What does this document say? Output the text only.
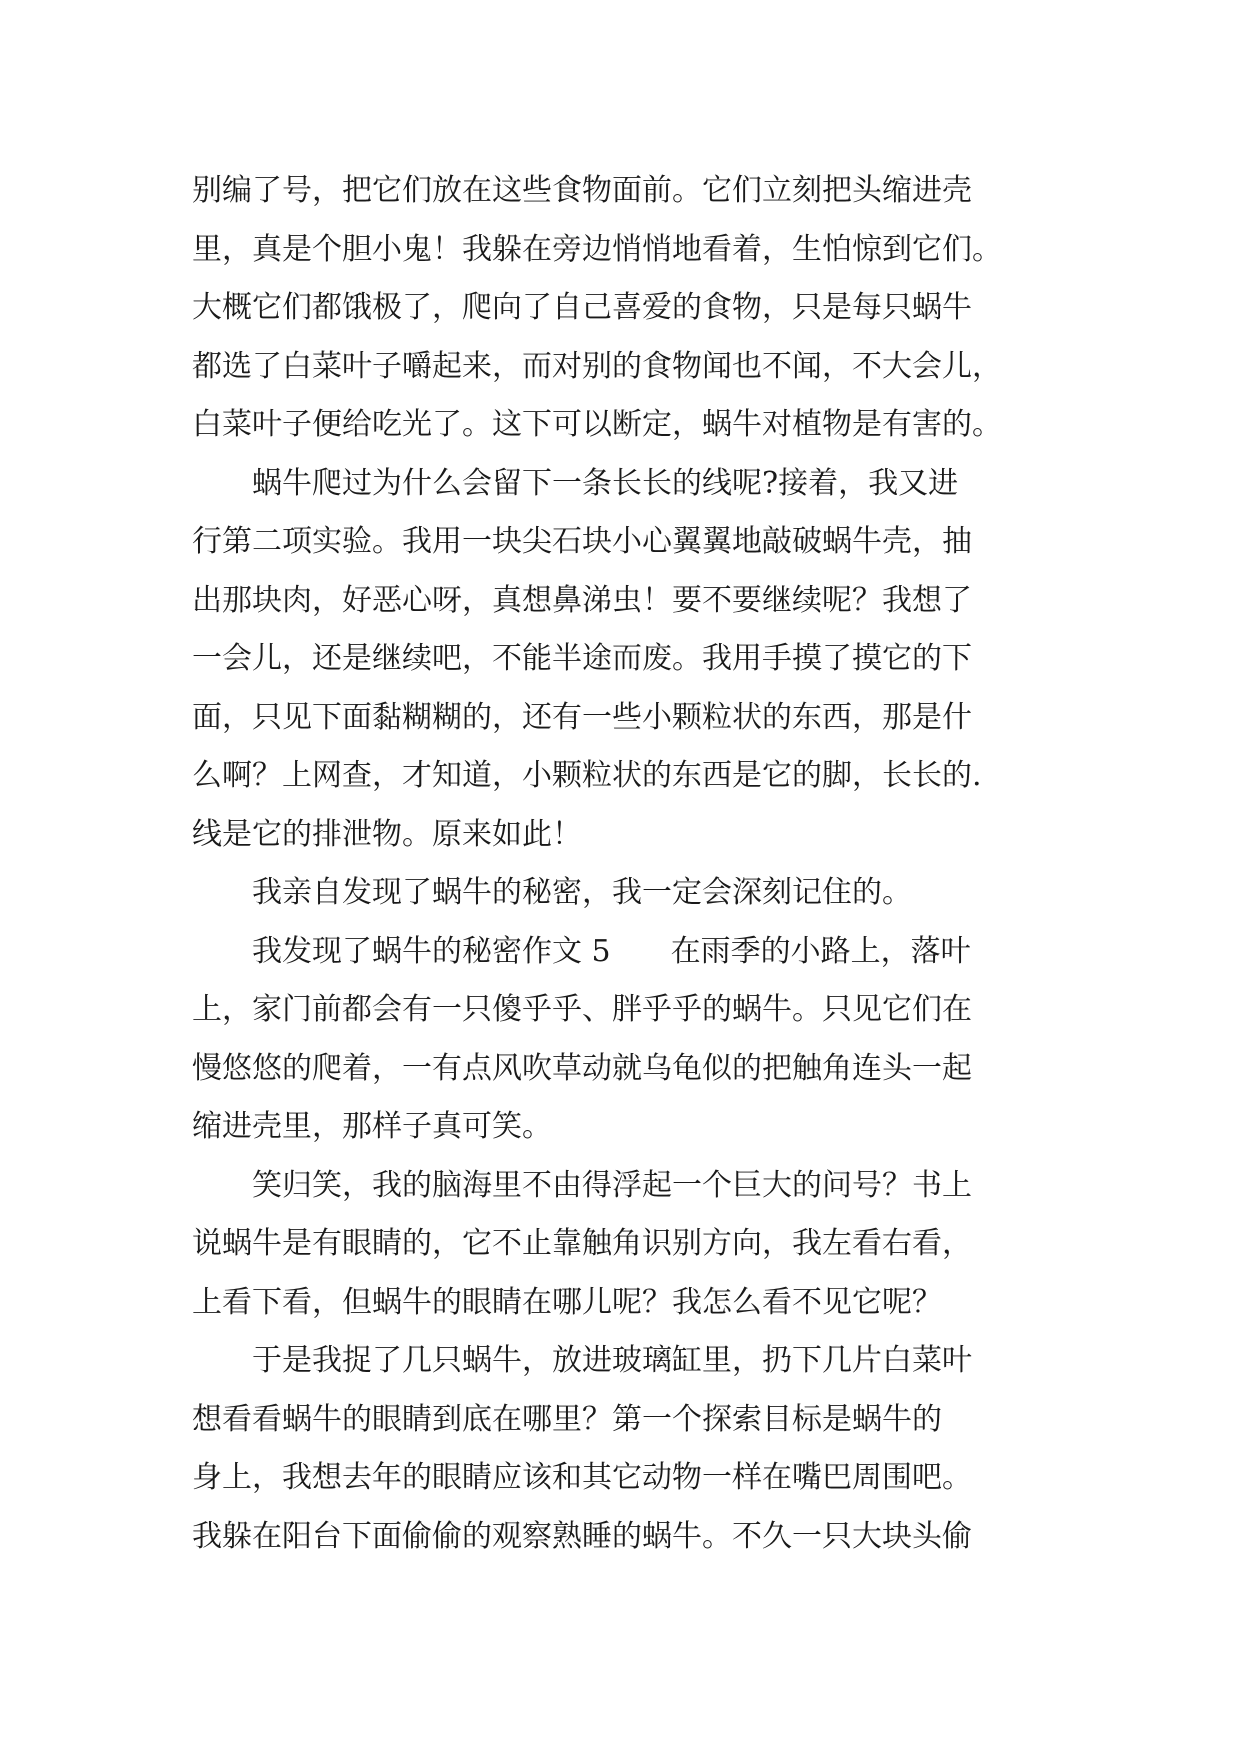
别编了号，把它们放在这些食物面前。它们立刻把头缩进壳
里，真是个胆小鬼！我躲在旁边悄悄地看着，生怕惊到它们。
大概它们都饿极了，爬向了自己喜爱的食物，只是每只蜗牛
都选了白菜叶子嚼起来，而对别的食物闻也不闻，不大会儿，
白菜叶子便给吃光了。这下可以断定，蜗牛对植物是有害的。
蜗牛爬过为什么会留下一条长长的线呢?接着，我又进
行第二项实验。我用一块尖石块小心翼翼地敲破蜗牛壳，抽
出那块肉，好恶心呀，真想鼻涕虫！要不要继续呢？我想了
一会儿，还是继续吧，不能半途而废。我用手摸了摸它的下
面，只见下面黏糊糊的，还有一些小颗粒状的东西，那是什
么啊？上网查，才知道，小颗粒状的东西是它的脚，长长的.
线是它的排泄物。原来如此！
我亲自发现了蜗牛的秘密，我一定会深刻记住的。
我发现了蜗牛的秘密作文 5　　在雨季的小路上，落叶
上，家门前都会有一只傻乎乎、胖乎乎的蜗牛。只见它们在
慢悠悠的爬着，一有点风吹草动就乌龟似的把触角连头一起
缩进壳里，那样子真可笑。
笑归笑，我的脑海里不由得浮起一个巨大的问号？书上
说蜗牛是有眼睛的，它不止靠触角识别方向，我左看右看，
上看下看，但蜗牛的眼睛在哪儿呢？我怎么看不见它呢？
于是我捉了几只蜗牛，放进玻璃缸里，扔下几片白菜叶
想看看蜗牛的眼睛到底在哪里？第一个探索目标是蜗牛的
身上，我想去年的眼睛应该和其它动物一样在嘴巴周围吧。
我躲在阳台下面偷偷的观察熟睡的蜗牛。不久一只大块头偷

+-------+

From the entries above, output every line exactly and omit any image.

Expected answer:
What does this document say? Output the text only.
别编了号，把它们放在这些食物面前。它们立刻把头缩进壳
里，真是个胆小鬼！我躲在旁边悄悄地看着，生怕惊到它们。
大概它们都饿极了，爬向了自己喜爱的食物，只是每只蜗牛
都选了白菜叶子嚼起来，而对别的食物闻也不闻，不大会儿，
白菜叶子便给吃光了。这下可以断定，蜗牛对植物是有害的。
蜗牛爬过为什么会留下一条长长的线呢?接着，我又进
行第二项实验。我用一块尖石块小心翼翼地敲破蜗牛壳，抽
出那块肉，好恶心呀，真想鼻涕虫！要不要继续呢？我想了
一会儿，还是继续吧，不能半途而废。我用手摸了摸它的下
面，只见下面黏糊糊的，还有一些小颗粒状的东西，那是什
么啊？上网查，才知道，小颗粒状的东西是它的脚，长长的.
线是它的排泄物。原来如此！
我亲自发现了蜗牛的秘密，我一定会深刻记住的。
我发现了蜗牛的秘密作文 5　　在雨季的小路上，落叶
上，家门前都会有一只傻乎乎、胖乎乎的蜗牛。只见它们在
慢悠悠的爬着，一有点风吹草动就乌龟似的把触角连头一起
缩进壳里，那样子真可笑。
笑归笑，我的脑海里不由得浮起一个巨大的问号？书上
说蜗牛是有眼睛的，它不止靠触角识别方向，我左看右看，
上看下看，但蜗牛的眼睛在哪儿呢？我怎么看不见它呢？
于是我捉了几只蜗牛，放进玻璃缸里，扔下几片白菜叶
想看看蜗牛的眼睛到底在哪里？第一个探索目标是蜗牛的
身上，我想去年的眼睛应该和其它动物一样在嘴巴周围吧。
我躲在阳台下面偷偷的观察熟睡的蜗牛。不久一只大块头偷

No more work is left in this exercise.